* **EXERCISE AIM**: Would you copy out the whole listing exactly as given?

(Dataset records)
· · ·

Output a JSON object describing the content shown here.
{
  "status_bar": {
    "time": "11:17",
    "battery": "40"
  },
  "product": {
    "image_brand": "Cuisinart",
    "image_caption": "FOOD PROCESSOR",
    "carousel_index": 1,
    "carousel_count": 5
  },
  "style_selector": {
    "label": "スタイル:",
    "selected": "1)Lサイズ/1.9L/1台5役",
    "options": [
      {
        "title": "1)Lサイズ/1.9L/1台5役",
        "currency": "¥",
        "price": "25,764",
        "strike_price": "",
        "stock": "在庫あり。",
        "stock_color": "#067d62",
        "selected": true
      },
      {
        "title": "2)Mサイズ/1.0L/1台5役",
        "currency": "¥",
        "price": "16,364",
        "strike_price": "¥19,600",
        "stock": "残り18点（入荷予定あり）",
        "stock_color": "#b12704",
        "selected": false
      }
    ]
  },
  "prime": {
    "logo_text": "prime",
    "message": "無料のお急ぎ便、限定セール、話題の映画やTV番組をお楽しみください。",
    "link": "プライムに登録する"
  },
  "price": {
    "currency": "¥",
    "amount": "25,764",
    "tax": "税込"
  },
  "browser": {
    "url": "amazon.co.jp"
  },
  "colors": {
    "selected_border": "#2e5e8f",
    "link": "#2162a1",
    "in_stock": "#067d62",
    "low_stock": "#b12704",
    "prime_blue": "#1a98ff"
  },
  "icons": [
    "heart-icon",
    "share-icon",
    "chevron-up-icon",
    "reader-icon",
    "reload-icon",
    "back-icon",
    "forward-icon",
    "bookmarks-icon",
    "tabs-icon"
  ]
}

· · ·

* **ANSWER**:
Output a JSON object describing the content shown here.
{
  "status_bar": {
    "time": "11:17",
    "battery": "40"
  },
  "product": {
    "image_brand": "Cuisinart",
    "image_caption": "FOOD PROCESSOR",
    "carousel_index": 1,
    "carousel_count": 5
  },
  "style_selector": {
    "label": "スタイル:",
    "selected": "1)Lサイズ/1.9L/1台5役",
    "options": [
      {
        "title": "1)Lサイズ/1.9L/1台5役",
        "currency": "¥",
        "price": "25,764",
        "strike_price": "",
        "stock": "在庫あり。",
        "stock_color": "#067d62",
        "selected": true
      },
      {
        "title": "2)Mサイズ/1.0L/1台5役",
        "currency": "¥",
        "price": "16,364",
        "strike_price": "¥19,600",
        "stock": "残り18点（入荷予定あり）",
        "stock_color": "#b12704",
        "selected": false
      }
    ]
  },
  "prime": {
    "logo_text": "prime",
    "message": "無料のお急ぎ便、限定セール、話題の映画やTV番組をお楽しみください。",
    "link": "プライムに登録する"
  },
  "price": {
    "currency": "¥",
    "amount": "25,764",
    "tax": "税込"
  },
  "browser": {
    "url": "amazon.co.jp"
  },
  "colors": {
    "selected_border": "#2e5e8f",
    "link": "#2162a1",
    "in_stock": "#067d62",
    "low_stock": "#b12704",
    "prime_blue": "#1a98ff"
  },
  "icons": [
    "heart-icon",
    "share-icon",
    "chevron-up-icon",
    "reader-icon",
    "reload-icon",
    "back-icon",
    "forward-icon",
    "bookmarks-icon",
    "tabs-icon"
  ]
}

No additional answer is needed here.